> Source text:
Which Australian ISPs throttle BitTorrent the most?


news New research published this week purports to reveal which Australian ISPs are throttling their customers’ BitTorrent downloads the most — as well as how they compare with their international counterparts. And perhaps surprisingly, the nation’s largest telco Telstra has emerged as the nation’s best performer.

The research was published by Measurement Lab, an organisation founded by a number of organisations in the US which aims to conduct research into networks and help empower the public by providing it with useful information about their broadband connections — helping to sustain “a healthy, innovative Internet”. Its members include Google and several other organisations, as well as academic researchers.

“When an Internet application doesn’t work as expected, how can you tell whether the problem is caused by your broadband connection, the application or something else?” the organisation’s site states. “It can be very difficult for professional network administrators, let alone average Internet users, to answer this sort of question today. Transparency has always been an essential component of the Internet’s success, and Internet users deserve to be well-informed about the performance of their broadband connections.”

In the research published this week, Measurement Lab used a measurement tool known as the Glasnost test to detect blocking or throttling of BitTorrent and other peer to peer file sharing systems throughout the years from 2008 to 2010. The tool allows Internet users to test whether their BitTorrent software is completely blocked, slowed down or running normally.

According to the Australian results of the test, averaged over two years, the consumer division of AAPT was the worst Australian offender over that period, with 17.7 percent of the recorded tests by the company’s customers suffering from some form of BitTorrent throttling. AAPT’s consumer division was bought by iiNet in mid-2010, but the research does not extend far enough yet to know whether the acquisition has had an impact.

The second-worst offender was Optus, where some 15.2 percent of tests were throttled. After that came iiNet (12.8 percent), Primus (8.8 percent) and Internode (7.4 percent). Coming in at last place was Telstra, with just 6.6 percent of tests being throttled.

The tests aren’t conclusive — with a number of major Australian ISPs being left out, including discount operators such as Dodo and TPG. It is widely speculated in Australia’s ISP industry that TPG is able to offer unlimited download plans at its low prices through advanced control of its network — with customers reporting varying performance at different times.

The Australian results show that in general, the nation’s ISPs throttle BitTorrent downloads less than ISPs in several other countries. In the US, according to BitTorrent news site TorrentFreak, the worst offender was Clearwire, with only 17 percent, but Canada’s Rogers throttled 78 percent of connections, and Tiscali and BT Group 27 percent in the UK. Poland’s UPC throttled a mammoth 97 percent of all BitTorrent traffic, and in Germany Kabel Deutschland achieved a rating of 36 percent.

This area of measurement is fraught with problems, and I have no doubt that at least some of the ISPs would dispute the data which has been collected, as well as the methodology used. With this in mind, we’ve invited iiNet to comment on whether or not it actually does shape BitTorrent traffic. Any comment here may give us some view into how realistic these tests actually are.

Looking at the actual results, it is very surprising to see Telstra coming up as the Australian ISP which shapes traffic the least. We’re not surprised by most of the other ISPs’ positions in the ranking, but we would have expected Telstra to do more BitTorrent throttling than this. On the other hand, it is possible that the telco is shaping less because its broadband plans are more expensive and it likely enjoys more profit margin on them as well (as the predominant Australian wholesaler). Perhaps the big T is trying to maintain its reputation for stellar network reliability? ;)

> Instruction 1: Edit the listing from the line containing "match-wallpaper-toggle[interactable] — [478, 414, 522, 438]" through the line containing "swatch-quadrant-bottom-left — [439, 490, 468, 518]". Replace "swatch-circle" with "swatch-ring" and keep everything else unchanged.

[Extracted records]
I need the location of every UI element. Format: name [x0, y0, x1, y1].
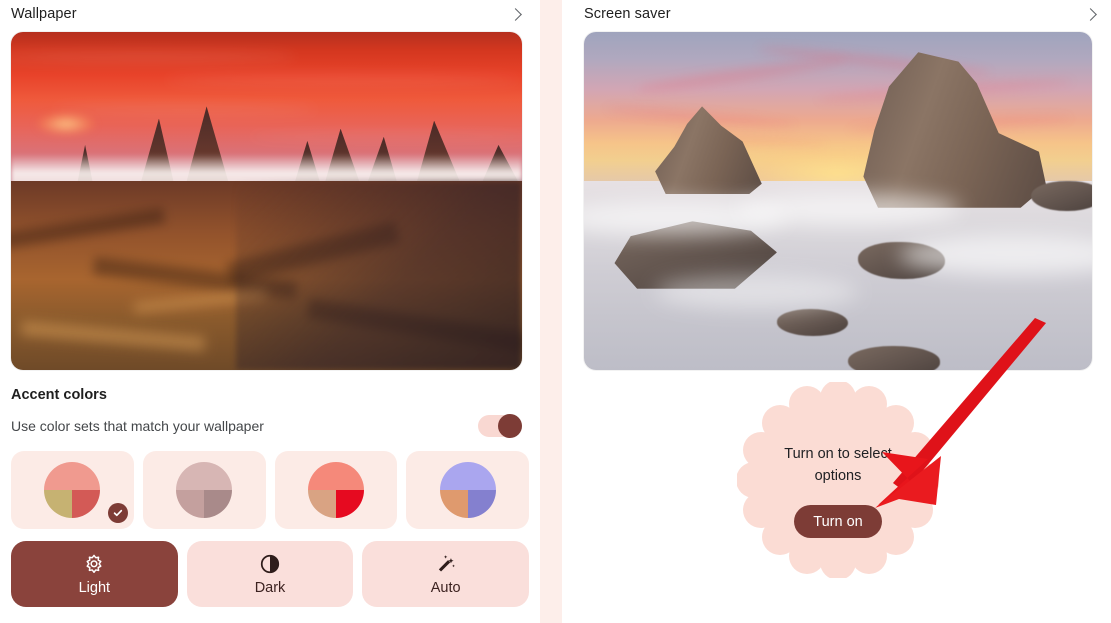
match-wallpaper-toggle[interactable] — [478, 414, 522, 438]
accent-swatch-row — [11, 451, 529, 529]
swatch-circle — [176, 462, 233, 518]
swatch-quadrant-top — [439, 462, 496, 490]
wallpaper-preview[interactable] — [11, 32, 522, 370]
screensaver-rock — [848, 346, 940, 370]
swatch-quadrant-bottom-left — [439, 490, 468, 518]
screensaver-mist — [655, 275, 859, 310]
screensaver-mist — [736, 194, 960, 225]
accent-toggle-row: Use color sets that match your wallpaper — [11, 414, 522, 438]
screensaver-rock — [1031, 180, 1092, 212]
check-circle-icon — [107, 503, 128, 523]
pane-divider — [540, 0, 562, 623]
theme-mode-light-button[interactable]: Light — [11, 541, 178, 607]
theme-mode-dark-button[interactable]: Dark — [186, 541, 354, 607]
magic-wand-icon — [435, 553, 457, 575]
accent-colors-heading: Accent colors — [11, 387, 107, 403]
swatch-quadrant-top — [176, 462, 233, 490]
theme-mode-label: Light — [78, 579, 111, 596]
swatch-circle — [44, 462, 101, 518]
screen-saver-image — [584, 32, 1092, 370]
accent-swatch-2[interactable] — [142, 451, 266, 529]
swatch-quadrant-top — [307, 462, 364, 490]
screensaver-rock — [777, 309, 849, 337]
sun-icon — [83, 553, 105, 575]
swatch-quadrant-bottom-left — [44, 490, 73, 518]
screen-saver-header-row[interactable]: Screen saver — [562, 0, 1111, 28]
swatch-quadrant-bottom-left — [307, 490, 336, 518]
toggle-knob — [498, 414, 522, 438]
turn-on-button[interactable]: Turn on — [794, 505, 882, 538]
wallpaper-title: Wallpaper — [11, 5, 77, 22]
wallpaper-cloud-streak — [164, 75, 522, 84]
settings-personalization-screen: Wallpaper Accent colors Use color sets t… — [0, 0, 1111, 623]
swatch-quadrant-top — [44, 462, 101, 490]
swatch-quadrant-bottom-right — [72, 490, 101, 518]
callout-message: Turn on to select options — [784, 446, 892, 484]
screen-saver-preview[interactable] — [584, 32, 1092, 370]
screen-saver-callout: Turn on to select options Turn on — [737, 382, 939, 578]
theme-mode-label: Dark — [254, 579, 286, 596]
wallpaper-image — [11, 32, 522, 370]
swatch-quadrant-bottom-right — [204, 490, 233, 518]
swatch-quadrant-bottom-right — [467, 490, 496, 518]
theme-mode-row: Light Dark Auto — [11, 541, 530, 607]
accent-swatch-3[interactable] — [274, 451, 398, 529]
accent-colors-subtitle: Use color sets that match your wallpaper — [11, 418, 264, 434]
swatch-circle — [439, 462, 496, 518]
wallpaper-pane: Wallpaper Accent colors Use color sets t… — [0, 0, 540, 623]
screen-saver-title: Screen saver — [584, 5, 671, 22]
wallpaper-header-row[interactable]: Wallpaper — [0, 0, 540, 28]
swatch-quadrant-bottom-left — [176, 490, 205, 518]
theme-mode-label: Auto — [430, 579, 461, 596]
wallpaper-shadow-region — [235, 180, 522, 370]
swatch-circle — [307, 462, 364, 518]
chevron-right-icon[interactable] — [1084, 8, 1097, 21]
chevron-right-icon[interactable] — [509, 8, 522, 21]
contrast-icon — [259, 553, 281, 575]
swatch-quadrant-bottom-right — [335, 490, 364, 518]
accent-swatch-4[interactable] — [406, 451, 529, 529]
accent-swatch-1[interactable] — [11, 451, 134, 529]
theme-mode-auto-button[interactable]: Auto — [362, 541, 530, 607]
---
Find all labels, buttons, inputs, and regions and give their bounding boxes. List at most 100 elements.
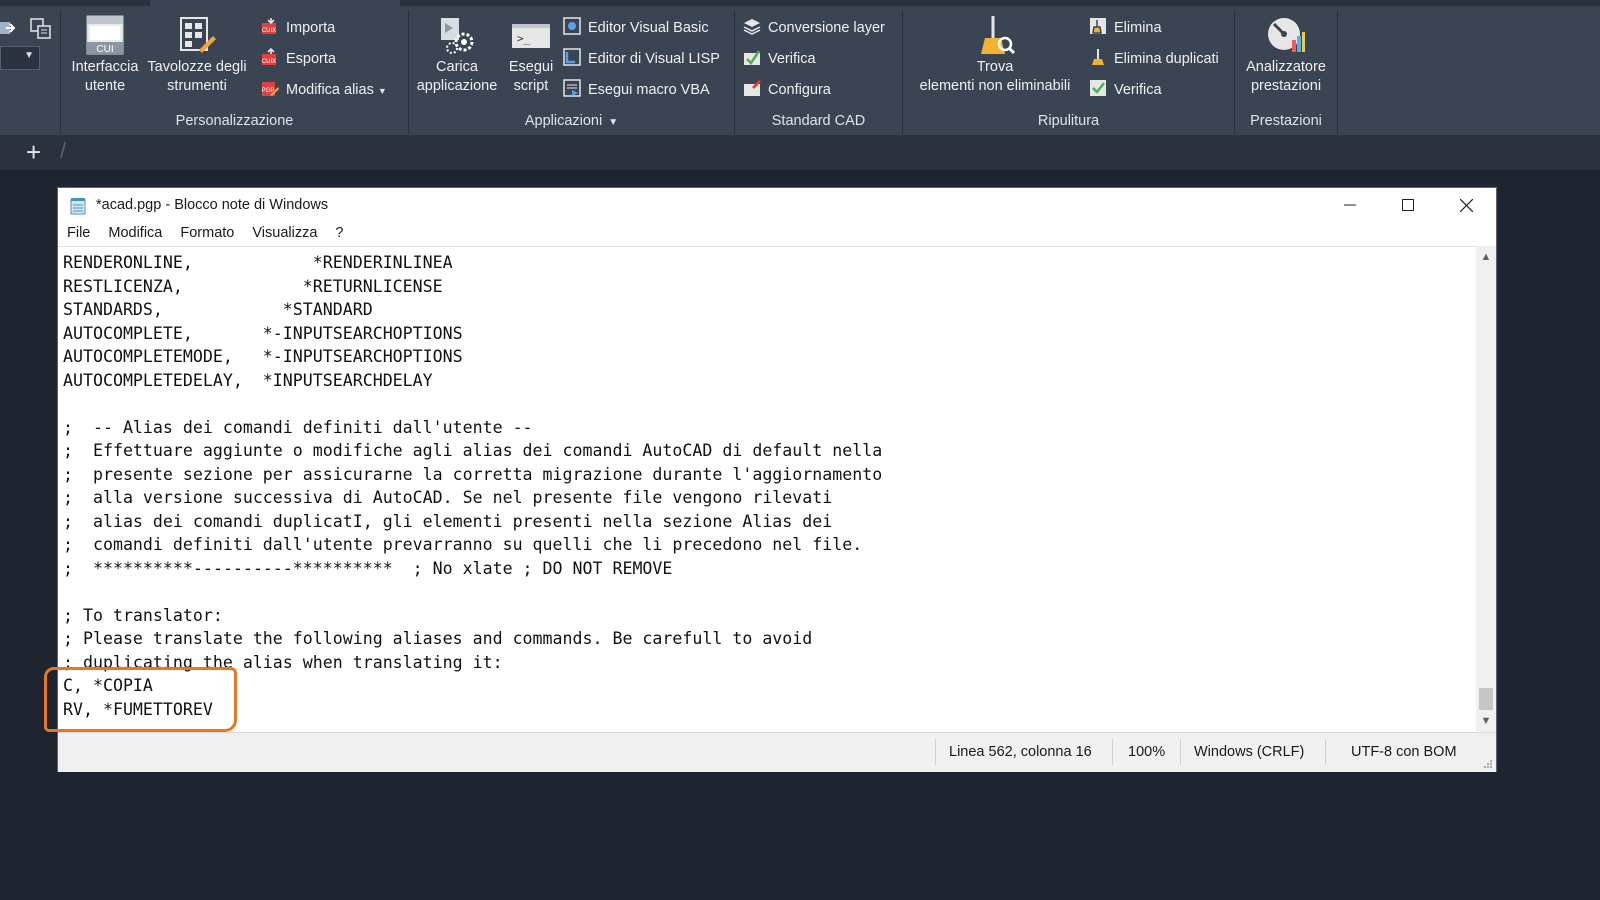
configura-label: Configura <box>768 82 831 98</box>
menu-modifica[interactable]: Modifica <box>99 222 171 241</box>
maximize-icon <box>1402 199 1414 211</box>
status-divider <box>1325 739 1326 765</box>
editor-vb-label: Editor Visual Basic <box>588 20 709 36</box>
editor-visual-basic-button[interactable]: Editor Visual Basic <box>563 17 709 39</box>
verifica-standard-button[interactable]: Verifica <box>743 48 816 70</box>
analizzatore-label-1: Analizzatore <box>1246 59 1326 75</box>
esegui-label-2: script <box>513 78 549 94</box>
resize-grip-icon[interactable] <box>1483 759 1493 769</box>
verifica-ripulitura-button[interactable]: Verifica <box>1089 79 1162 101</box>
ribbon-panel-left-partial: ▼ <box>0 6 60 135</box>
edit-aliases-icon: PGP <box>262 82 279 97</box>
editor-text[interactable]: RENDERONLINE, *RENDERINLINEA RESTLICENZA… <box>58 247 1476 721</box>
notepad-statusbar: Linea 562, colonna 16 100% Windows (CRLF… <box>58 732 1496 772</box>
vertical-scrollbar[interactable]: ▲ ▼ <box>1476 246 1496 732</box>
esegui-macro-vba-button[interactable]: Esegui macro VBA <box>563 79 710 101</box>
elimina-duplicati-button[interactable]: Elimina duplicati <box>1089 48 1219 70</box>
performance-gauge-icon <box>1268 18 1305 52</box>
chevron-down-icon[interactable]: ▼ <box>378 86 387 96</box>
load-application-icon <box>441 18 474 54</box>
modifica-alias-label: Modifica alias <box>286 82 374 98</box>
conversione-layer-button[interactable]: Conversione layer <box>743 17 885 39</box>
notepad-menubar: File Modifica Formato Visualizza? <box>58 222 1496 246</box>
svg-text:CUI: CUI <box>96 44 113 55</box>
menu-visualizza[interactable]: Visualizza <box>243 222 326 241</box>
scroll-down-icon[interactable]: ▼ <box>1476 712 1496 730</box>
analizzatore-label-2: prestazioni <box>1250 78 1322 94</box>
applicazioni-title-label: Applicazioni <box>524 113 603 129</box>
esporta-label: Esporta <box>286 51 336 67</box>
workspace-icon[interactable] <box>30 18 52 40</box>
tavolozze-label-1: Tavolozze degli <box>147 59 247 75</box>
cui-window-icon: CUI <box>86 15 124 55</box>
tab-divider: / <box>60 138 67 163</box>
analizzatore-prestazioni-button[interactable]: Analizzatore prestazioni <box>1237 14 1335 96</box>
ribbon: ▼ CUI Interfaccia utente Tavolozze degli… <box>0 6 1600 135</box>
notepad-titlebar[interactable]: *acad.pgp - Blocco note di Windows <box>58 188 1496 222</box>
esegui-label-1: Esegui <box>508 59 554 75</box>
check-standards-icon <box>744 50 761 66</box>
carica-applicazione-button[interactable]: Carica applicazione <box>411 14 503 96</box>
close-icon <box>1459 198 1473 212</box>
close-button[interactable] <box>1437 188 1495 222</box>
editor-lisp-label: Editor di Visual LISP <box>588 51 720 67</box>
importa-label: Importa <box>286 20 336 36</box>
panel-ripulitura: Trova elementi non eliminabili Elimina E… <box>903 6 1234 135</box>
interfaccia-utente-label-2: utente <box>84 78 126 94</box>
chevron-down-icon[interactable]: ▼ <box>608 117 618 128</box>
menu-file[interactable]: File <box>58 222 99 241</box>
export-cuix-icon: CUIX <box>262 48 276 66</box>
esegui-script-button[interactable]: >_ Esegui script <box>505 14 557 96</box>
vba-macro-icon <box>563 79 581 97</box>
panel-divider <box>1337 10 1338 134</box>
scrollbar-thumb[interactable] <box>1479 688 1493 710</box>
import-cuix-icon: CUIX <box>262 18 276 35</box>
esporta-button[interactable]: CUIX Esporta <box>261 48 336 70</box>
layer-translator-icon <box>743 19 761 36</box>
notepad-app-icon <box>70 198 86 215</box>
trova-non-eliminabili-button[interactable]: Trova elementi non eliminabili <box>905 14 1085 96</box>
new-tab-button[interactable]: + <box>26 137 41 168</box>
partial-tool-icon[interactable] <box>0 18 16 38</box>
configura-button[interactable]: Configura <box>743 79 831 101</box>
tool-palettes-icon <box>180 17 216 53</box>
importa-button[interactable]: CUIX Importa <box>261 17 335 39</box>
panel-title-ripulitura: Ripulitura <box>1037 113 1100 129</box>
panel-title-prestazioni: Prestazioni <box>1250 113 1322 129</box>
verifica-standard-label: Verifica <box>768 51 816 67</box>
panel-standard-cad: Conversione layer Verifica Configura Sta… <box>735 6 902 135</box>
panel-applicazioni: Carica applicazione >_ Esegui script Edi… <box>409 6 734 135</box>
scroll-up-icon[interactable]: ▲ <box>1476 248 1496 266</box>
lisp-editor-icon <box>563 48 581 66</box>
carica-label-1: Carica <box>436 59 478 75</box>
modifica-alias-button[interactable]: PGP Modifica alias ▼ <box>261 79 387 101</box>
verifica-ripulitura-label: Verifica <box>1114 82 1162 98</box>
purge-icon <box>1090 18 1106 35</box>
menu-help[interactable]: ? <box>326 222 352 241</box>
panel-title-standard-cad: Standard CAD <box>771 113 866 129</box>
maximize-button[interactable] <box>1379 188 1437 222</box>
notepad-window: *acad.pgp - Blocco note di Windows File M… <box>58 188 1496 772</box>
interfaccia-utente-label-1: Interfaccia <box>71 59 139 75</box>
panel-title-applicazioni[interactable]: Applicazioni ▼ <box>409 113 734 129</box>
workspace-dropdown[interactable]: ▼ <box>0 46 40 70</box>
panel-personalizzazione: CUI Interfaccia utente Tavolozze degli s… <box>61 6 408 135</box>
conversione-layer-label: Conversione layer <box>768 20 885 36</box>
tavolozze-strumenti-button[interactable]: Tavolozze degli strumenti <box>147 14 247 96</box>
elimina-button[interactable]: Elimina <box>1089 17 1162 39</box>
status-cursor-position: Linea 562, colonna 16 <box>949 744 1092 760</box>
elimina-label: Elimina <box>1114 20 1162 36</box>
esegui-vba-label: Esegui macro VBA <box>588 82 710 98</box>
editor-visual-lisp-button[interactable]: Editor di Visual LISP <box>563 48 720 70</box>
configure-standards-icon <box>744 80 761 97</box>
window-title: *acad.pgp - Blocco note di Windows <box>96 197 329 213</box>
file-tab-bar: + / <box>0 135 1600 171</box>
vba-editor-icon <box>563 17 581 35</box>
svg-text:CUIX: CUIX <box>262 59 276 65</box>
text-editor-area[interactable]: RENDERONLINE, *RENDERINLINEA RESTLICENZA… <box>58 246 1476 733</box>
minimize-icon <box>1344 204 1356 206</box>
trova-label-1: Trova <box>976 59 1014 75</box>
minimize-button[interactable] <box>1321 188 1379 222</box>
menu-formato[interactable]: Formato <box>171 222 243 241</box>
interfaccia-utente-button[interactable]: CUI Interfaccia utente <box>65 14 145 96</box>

> Instruction 2: Echo word for word the passage of the article on Australian ISP throttling that opens with the words containing "Which Australian ISPs throttle" and closes with "nation’s best performer.".

> Exercise result 1:
match-wallpaper-toggle[interactable] — [478, 414, 522, 438]
accent-swatch-row — [11, 451, 529, 529]
swatch-ring — [176, 462, 233, 518]
swatch-quadrant-top — [439, 462, 496, 490]
wallpaper-preview[interactable] — [11, 32, 522, 370]
screensaver-rock — [848, 346, 940, 370]
swatch-quadrant-bottom-left — [439, 490, 468, 518]

> Exercise result 2:
Which Australian ISPs throttle BitTorrent the most?


news New research published this week purports to reveal which Australian ISPs are throttling their customers’ BitTorrent downloads the most — as well as how they compare with their international counterparts. And perhaps surprisingly, the nation’s largest telco Telstra has emerged as the nation’s best performer.